* [TASK TO COMPLETE]
Go through the data below and copy it exactly, skipping every picture.

* [EXERCISE INPUTS]
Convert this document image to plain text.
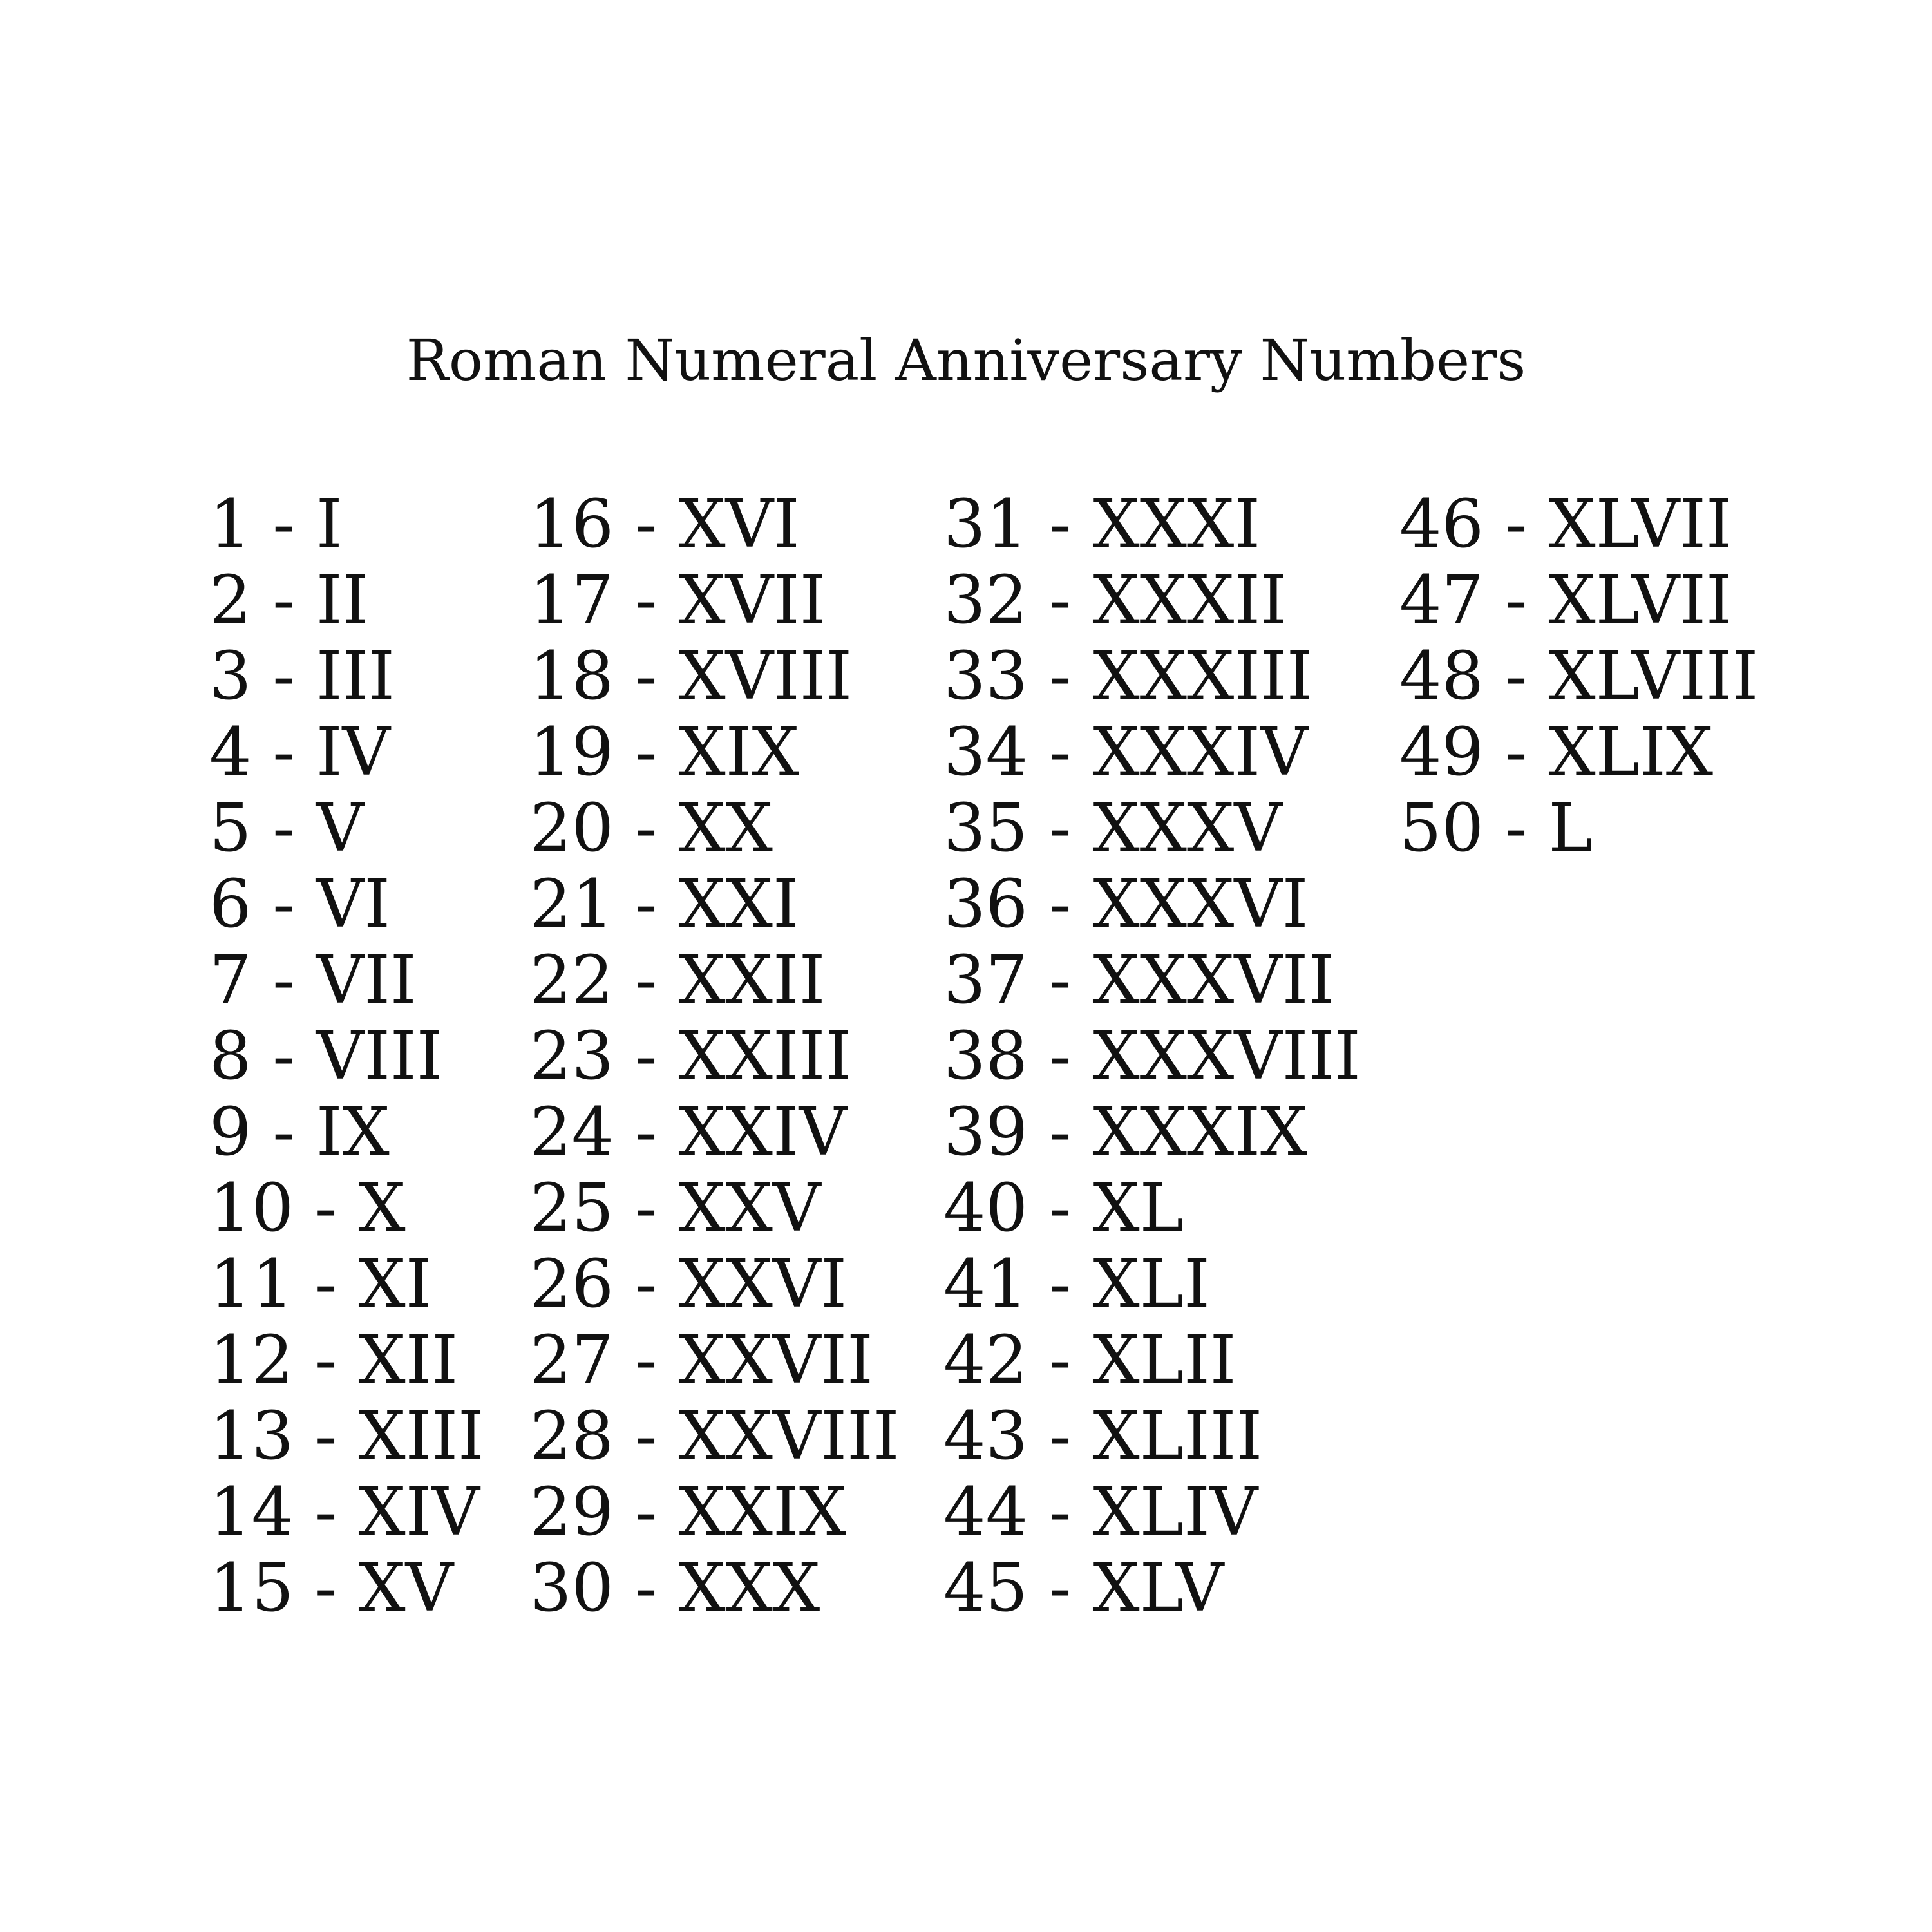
Roman Numeral Anniversary Numbers
1 - I
2 - II
3 - III
4 - IV
5 - V
6 - VI
7 - VII
8 - VIII
9 - IX
10 - X
11 - XI
12 - XII
13 - XIII
14 - XIV
15 - XV
16 - XVI
17 - XVII
18 - XVIII
19 - XIX
20 - XX
21 - XXI
22 - XXII
23 - XXIII
24 - XXIV
25 - XXV
26 - XXVI
27 - XXVII
28 - XXVIII
29 - XXIX
30 - XXX
31 - XXXI
32 - XXXII
33 - XXXIII
34 - XXXIV
35 - XXXV
36 - XXXVI
37 - XXXVII
38 - XXXVIII
39 - XXXIX
40 - XL
41 - XLI
42 - XLII
43 - XLIII
44 - XLIV
45 - XLV
46 - XLVII
47 - XLVII
48 - XLVIII
49 - XLIX
50 - L
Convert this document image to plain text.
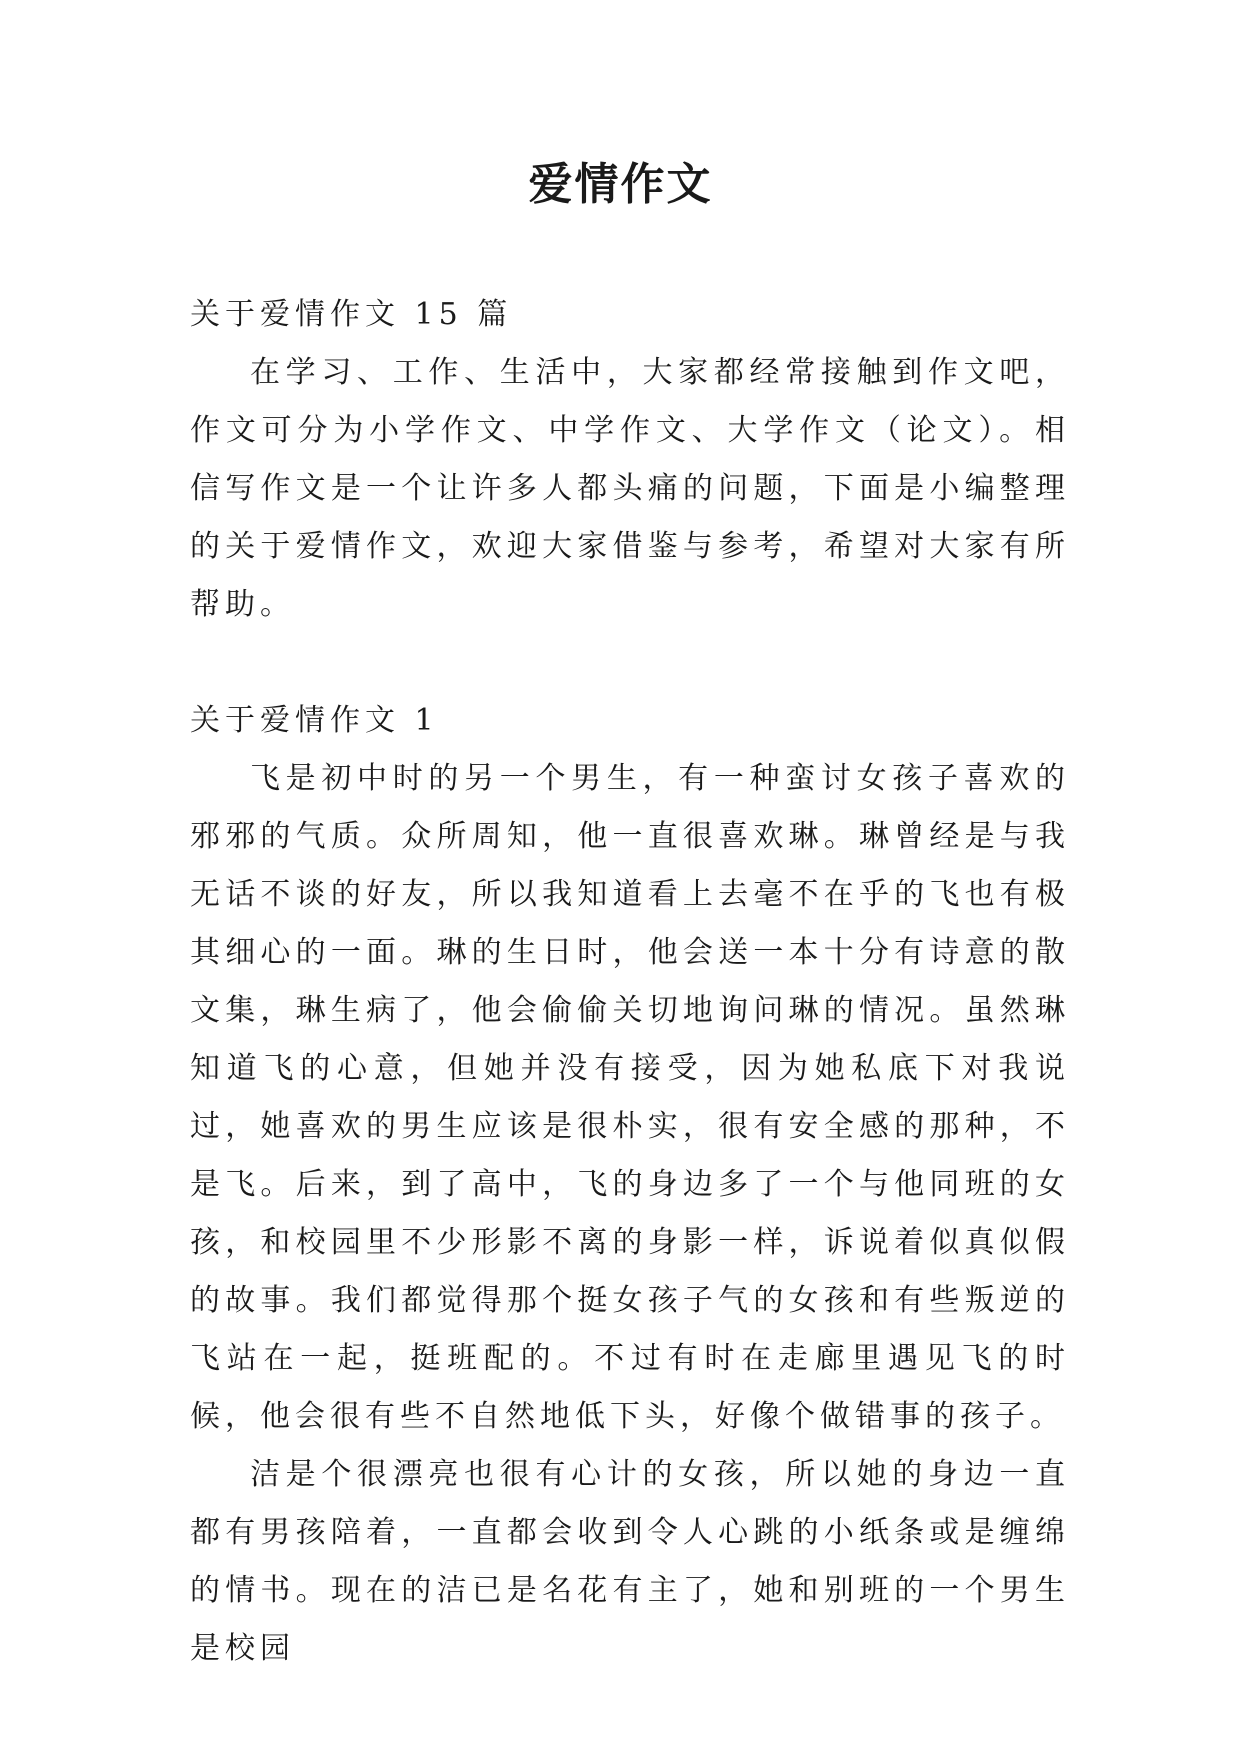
爱情作文

关于爱情作文 15 篇

在学习、工作、生活中，大家都经常接触到作文吧，作文可分为小学作文、中学作文、大学作文（论文）。相信写作文是一个让许多人都头痛的问题，下面是小编整理的关于爱情作文，欢迎大家借鉴与参考，希望对大家有所帮助。

关于爱情作文 1

飞是初中时的另一个男生，有一种蛮讨女孩子喜欢的邪邪的气质。众所周知，他一直很喜欢琳。琳曾经是与我无话不谈的好友，所以我知道看上去毫不在乎的飞也有极其细心的一面。琳的生日时，他会送一本十分有诗意的散文集，琳生病了，他会偷偷关切地询问琳的情况。虽然琳知道飞的心意，但她并没有接受，因为她私底下对我说过，她喜欢的男生应该是很朴实，很有安全感的那种，不是飞。后来，到了高中，飞的身边多了一个与他同班的女孩，和校园里不少形影不离的身影一样，诉说着似真似假的故事。我们都觉得那个挺女孩子气的女孩和有些叛逆的飞站在一起，挺班配的。不过有时在走廊里遇见飞的时候，他会很有些不自然地低下头，好像个做错事的孩子。

洁是个很漂亮也很有心计的女孩，所以她的身边一直都有男孩陪着，一直都会收到令人心跳的小纸条或是缠绵的情书。现在的洁已是名花有主了，她和别班的一个男生是校园
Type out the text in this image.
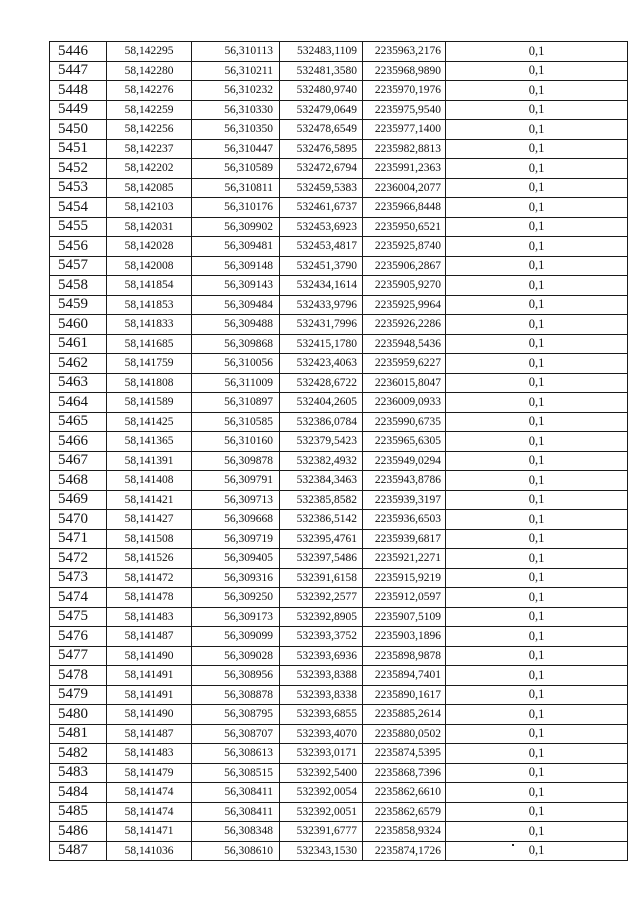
5446	58,142295	56,310113	532483,1109	2235963,2176	0,1
5447	58,142280	56,310211	532481,3580	2235968,9890	0,1
5448	58,142276	56,310232	532480,9740	2235970,1976	0,1
5449	58,142259	56,310330	532479,0649	2235975,9540	0,1
5450	58,142256	56,310350	532478,6549	2235977,1400	0,1
5451	58,142237	56,310447	532476,5895	2235982,8813	0,1
5452	58,142202	56,310589	532472,6794	2235991,2363	0,1
5453	58,142085	56,310811	532459,5383	2236004,2077	0,1
5454	58,142103	56,310176	532461,6737	2235966,8448	0,1
5455	58,142031	56,309902	532453,6923	2235950,6521	0,1
5456	58,142028	56,309481	532453,4817	2235925,8740	0,1
5457	58,142008	56,309148	532451,3790	2235906,2867	0,1
5458	58,141854	56,309143	532434,1614	2235905,9270	0,1
5459	58,141853	56,309484	532433,9796	2235925,9964	0,1
5460	58,141833	56,309488	532431,7996	2235926,2286	0,1
5461	58,141685	56,309868	532415,1780	2235948,5436	0,1
5462	58,141759	56,310056	532423,4063	2235959,6227	0,1
5463	58,141808	56,311009	532428,6722	2236015,8047	0,1
5464	58,141589	56,310897	532404,2605	2236009,0933	0,1
5465	58,141425	56,310585	532386,0784	2235990,6735	0,1
5466	58,141365	56,310160	532379,5423	2235965,6305	0,1
5467	58,141391	56,309878	532382,4932	2235949,0294	0,1
5468	58,141408	56,309791	532384,3463	2235943,8786	0,1
5469	58,141421	56,309713	532385,8582	2235939,3197	0,1
5470	58,141427	56,309668	532386,5142	2235936,6503	0,1
5471	58,141508	56,309719	532395,4761	2235939,6817	0,1
5472	58,141526	56,309405	532397,5486	2235921,2271	0,1
5473	58,141472	56,309316	532391,6158	2235915,9219	0,1
5474	58,141478	56,309250	532392,2577	2235912,0597	0,1
5475	58,141483	56,309173	532392,8905	2235907,5109	0,1
5476	58,141487	56,309099	532393,3752	2235903,1896	0,1
5477	58,141490	56,309028	532393,6936	2235898,9878	0,1
5478	58,141491	56,308956	532393,8388	2235894,7401	0,1
5479	58,141491	56,308878	532393,8338	2235890,1617	0,1
5480	58,141490	56,308795	532393,6855	2235885,2614	0,1
5481	58,141487	56,308707	532393,4070	2235880,0502	0,1
5482	58,141483	56,308613	532393,0171	2235874,5395	0,1
5483	58,141479	56,308515	532392,5400	2235868,7396	0,1
5484	58,141474	56,308411	532392,0054	2235862,6610	0,1
5485	58,141474	56,308411	532392,0051	2235862,6579	0,1
5486	58,141471	56,308348	532391,6777	2235858,9324	0,1
5487	58,141036	56,308610	532343,1530	2235874,1726	0,1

* [PROBLEM SOLUTION]
Convert this document image to plain text.
Roman Numeral Anniversary Numbers
1 - I
2 - II
3 - III
4 - IV
5 - V
6 - VI
7 - VII
8 - VIII
9 - IX
10 - X
11 - XI
12 - XII
13 - XIII
14 - XIV
15 - XV
16 - XVI
17 - XVII
18 - XVIII
19 - XIX
20 - XX
21 - XXI
22 - XXII
23 - XXIII
24 - XXIV
25 - XXV
26 - XXVI
27 - XXVII
28 - XXVIII
29 - XXIX
30 - XXX
31 - XXXI
32 - XXXII
33 - XXXIII
34 - XXXIV
35 - XXXV
36 - XXXVI
37 - XXXVII
38 - XXXVIII
39 - XXXIX
40 - XL
41 - XLI
42 - XLII
43 - XLIII
44 - XLIV
45 - XLV
46 - XLVII
47 - XLVII
48 - XLVIII
49 - XLIX
50 - L
Convert this document image to plain text.
爱情作文

关于爱情作文 15 篇

在学习、工作、生活中，大家都经常接触到作文吧，作文可分为小学作文、中学作文、大学作文（论文）。相信写作文是一个让许多人都头痛的问题，下面是小编整理的关于爱情作文，欢迎大家借鉴与参考，希望对大家有所帮助。

关于爱情作文 1

飞是初中时的另一个男生，有一种蛮讨女孩子喜欢的邪邪的气质。众所周知，他一直很喜欢琳。琳曾经是与我无话不谈的好友，所以我知道看上去毫不在乎的飞也有极其细心的一面。琳的生日时，他会送一本十分有诗意的散文集，琳生病了，他会偷偷关切地询问琳的情况。虽然琳知道飞的心意，但她并没有接受，因为她私底下对我说过，她喜欢的男生应该是很朴实，很有安全感的那种，不是飞。后来，到了高中，飞的身边多了一个与他同班的女孩，和校园里不少形影不离的身影一样，诉说着似真似假的故事。我们都觉得那个挺女孩子气的女孩和有些叛逆的飞站在一起，挺班配的。不过有时在走廊里遇见飞的时候，他会很有些不自然地低下头，好像个做错事的孩子。

洁是个很漂亮也很有心计的女孩，所以她的身边一直都有男孩陪着，一直都会收到令人心跳的小纸条或是缠绵的情书。现在的洁已是名花有主了，她和别班的一个男生是校园
Type out the text in this image.
5446	58,142295	56,310113	532483,1109	2235963,2176	0,1
5447	58,142280	56,310211	532481,3580	2235968,9890	0,1
5448	58,142276	56,310232	532480,9740	2235970,1976	0,1
5449	58,142259	56,310330	532479,0649	2235975,9540	0,1
5450	58,142256	56,310350	532478,6549	2235977,1400	0,1
5451	58,142237	56,310447	532476,5895	2235982,8813	0,1
5452	58,142202	56,310589	532472,6794	2235991,2363	0,1
5453	58,142085	56,310811	532459,5383	2236004,2077	0,1
5454	58,142103	56,310176	532461,6737	2235966,8448	0,1
5455	58,142031	56,309902	532453,6923	2235950,6521	0,1
5456	58,142028	56,309481	532453,4817	2235925,8740	0,1
5457	58,142008	56,309148	532451,3790	2235906,2867	0,1
5458	58,141854	56,309143	532434,1614	2235905,9270	0,1
5459	58,141853	56,309484	532433,9796	2235925,9964	0,1
5460	58,141833	56,309488	532431,7996	2235926,2286	0,1
5461	58,141685	56,309868	532415,1780	2235948,5436	0,1
5462	58,141759	56,310056	532423,4063	2235959,6227	0,1
5463	58,141808	56,311009	532428,6722	2236015,8047	0,1
5464	58,141589	56,310897	532404,2605	2236009,0933	0,1
5465	58,141425	56,310585	532386,0784	2235990,6735	0,1
5466	58,141365	56,310160	532379,5423	2235965,6305	0,1
5467	58,141391	56,309878	532382,4932	2235949,0294	0,1
5468	58,141408	56,309791	532384,3463	2235943,8786	0,1
5469	58,141421	56,309713	532385,8582	2235939,3197	0,1
5470	58,141427	56,309668	532386,5142	2235936,6503	0,1
5471	58,141508	56,309719	532395,4761	2235939,6817	0,1
5472	58,141526	56,309405	532397,5486	2235921,2271	0,1
5473	58,141472	56,309316	532391,6158	2235915,9219	0,1
5474	58,141478	56,309250	532392,2577	2235912,0597	0,1
5475	58,141483	56,309173	532392,8905	2235907,5109	0,1
5476	58,141487	56,309099	532393,3752	2235903,1896	0,1
5477	58,141490	56,309028	532393,6936	2235898,9878	0,1
5478	58,141491	56,308956	532393,8388	2235894,7401	0,1
5479	58,141491	56,308878	532393,8338	2235890,1617	0,1
5480	58,141490	56,308795	532393,6855	2235885,2614	0,1
5481	58,141487	56,308707	532393,4070	2235880,0502	0,1
5482	58,141483	56,308613	532393,0171	2235874,5395	0,1
5483	58,141479	56,308515	532392,5400	2235868,7396	0,1
5484	58,141474	56,308411	532392,0054	2235862,6610	0,1
5485	58,141474	56,308411	532392,0051	2235862,6579	0,1
5486	58,141471	56,308348	532391,6777	2235858,9324	0,1
5487	58,141036	56,308610	532343,1530	2235874,1726	0,1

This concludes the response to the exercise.